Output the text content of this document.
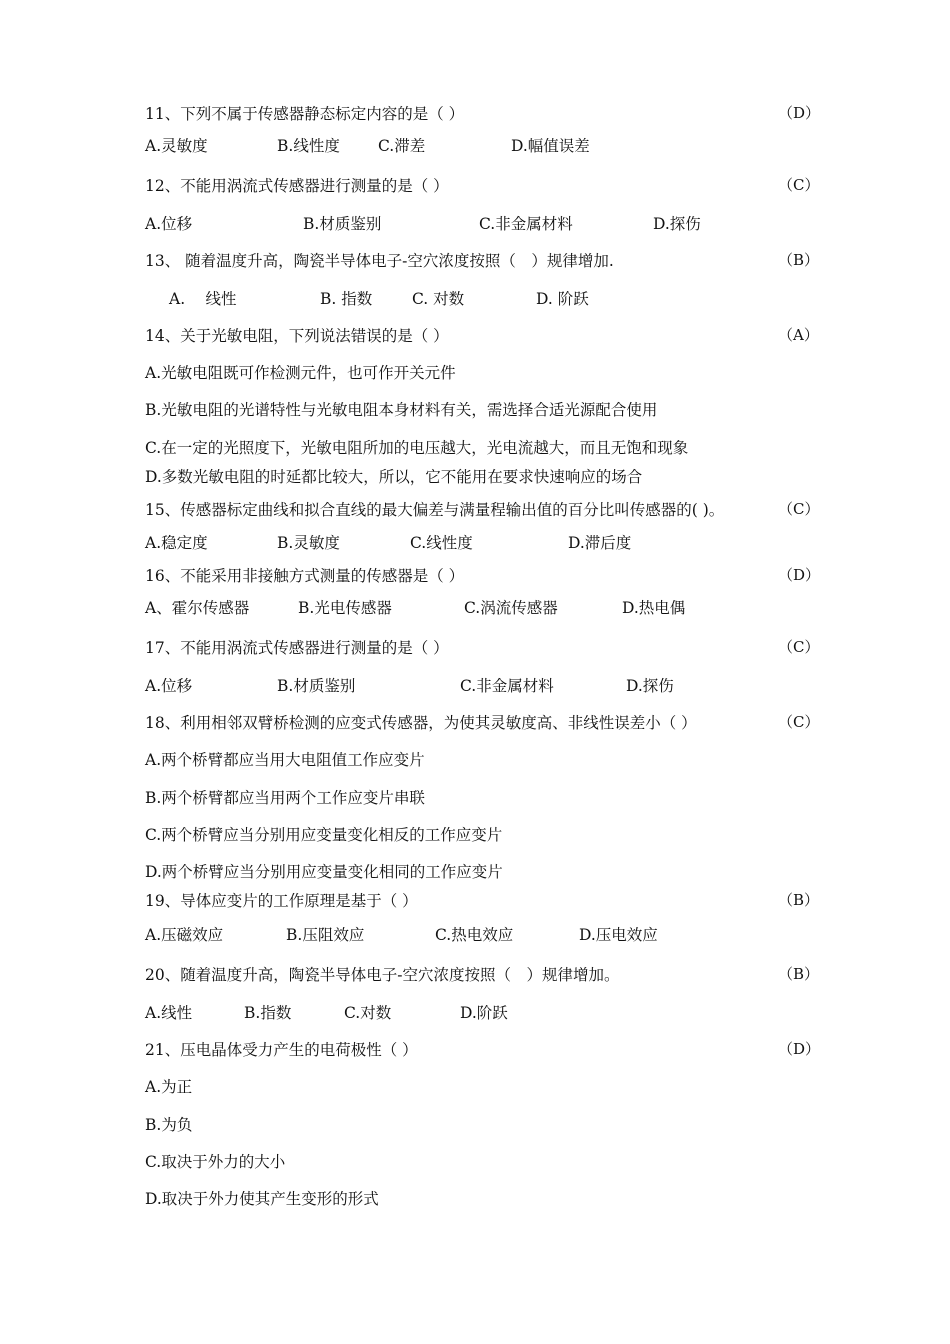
11、下列不属于传感器静态标定内容的是（ ）	（D）
A.灵敏度	B.线性度 C.滞差	D.幅值误差
12、不能用涡流式传感器进行测量的是（ ）	（C）
A.位移	B.材质鉴别	C.非金属材料	D.探伤
13、 随着温度升高，陶瓷半导体电子-空穴浓度按照（　）规律增加.	（B）
A.　 线性	B. 指数	C. 对数	D. 阶跃
14、关于光敏电阻，下列说法错误的是（ ）	（A）
A.光敏电阻既可作检测元件，也可作开关元件
B.光敏电阻的光谱特性与光敏电阻本身材料有关，需选择合适光源配合使用
C.在一定的光照度下，光敏电阻所加的电压越大，光电流越大，而且无饱和现象
D.多数光敏电阻的时延都比较大，所以，它不能用在要求快速响应的场合
15、传感器标定曲线和拟合直线的最大偏差与满量程输出值的百分比叫传感器的( )。	（C）
A.稳定度	B.灵敏度	C.线性度	D.滞后度
16、不能采用非接触方式测量的传感器是（ ）	（D）
A、霍尔传感器	B.光电传感器	C.涡流传感器	D.热电偶
17、不能用涡流式传感器进行测量的是（ ）	（C）
A.位移	B.材质鉴别	C.非金属材料	D.探伤
18、利用相邻双臂桥检测的应变式传感器，为使其灵敏度高、非线性误差小（ ）	（C）
A.两个桥臂都应当用大电阻值工作应变片
B.两个桥臂都应当用两个工作应变片串联
C.两个桥臂应当分别用应变量变化相反的工作应变片
D.两个桥臂应当分别用应变量变化相同的工作应变片
19、导体应变片的工作原理是基于（ ）	（B）
A.压磁效应	B.压阻效应	C.热电效应	D.压电效应
20、随着温度升高，陶瓷半导体电子-空穴浓度按照（　）规律增加。	（B）
A.线性	B.指数	C.对数	D.阶跃
21、压电晶体受力产生的电荷极性（ ）	（D）
A.为正
B.为负
C.取决于外力的大小
D.取决于外力使其产生变形的形式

▬▬▬

• [GOAL] Every entry above should be duplicated exactly. Do not include the images.

• [WORKED SOLUTION]
Output the text content of this document.
11、下列不属于传感器静态标定内容的是（ ）	（D）
A.灵敏度	B.线性度 C.滞差	D.幅值误差
12、不能用涡流式传感器进行测量的是（ ）	（C）
A.位移	B.材质鉴别	C.非金属材料	D.探伤
13、 随着温度升高，陶瓷半导体电子-空穴浓度按照（　）规律增加.	（B）
A.　 线性	B. 指数	C. 对数	D. 阶跃
14、关于光敏电阻，下列说法错误的是（ ）	（A）
A.光敏电阻既可作检测元件，也可作开关元件
B.光敏电阻的光谱特性与光敏电阻本身材料有关，需选择合适光源配合使用
C.在一定的光照度下，光敏电阻所加的电压越大，光电流越大，而且无饱和现象
D.多数光敏电阻的时延都比较大，所以，它不能用在要求快速响应的场合
15、传感器标定曲线和拟合直线的最大偏差与满量程输出值的百分比叫传感器的( )。	（C）
A.稳定度	B.灵敏度	C.线性度	D.滞后度
16、不能采用非接触方式测量的传感器是（ ）	（D）
A、霍尔传感器	B.光电传感器	C.涡流传感器	D.热电偶
17、不能用涡流式传感器进行测量的是（ ）	（C）
A.位移	B.材质鉴别	C.非金属材料	D.探伤
18、利用相邻双臂桥检测的应变式传感器，为使其灵敏度高、非线性误差小（ ）	（C）
A.两个桥臂都应当用大电阻值工作应变片
B.两个桥臂都应当用两个工作应变片串联
C.两个桥臂应当分别用应变量变化相反的工作应变片
D.两个桥臂应当分别用应变量变化相同的工作应变片
19、导体应变片的工作原理是基于（ ）	（B）
A.压磁效应	B.压阻效应	C.热电效应	D.压电效应
20、随着温度升高，陶瓷半导体电子-空穴浓度按照（　）规律增加。	（B）
A.线性	B.指数	C.对数	D.阶跃
21、压电晶体受力产生的电荷极性（ ）	（D）
A.为正
B.为负
C.取决于外力的大小
D.取决于外力使其产生变形的形式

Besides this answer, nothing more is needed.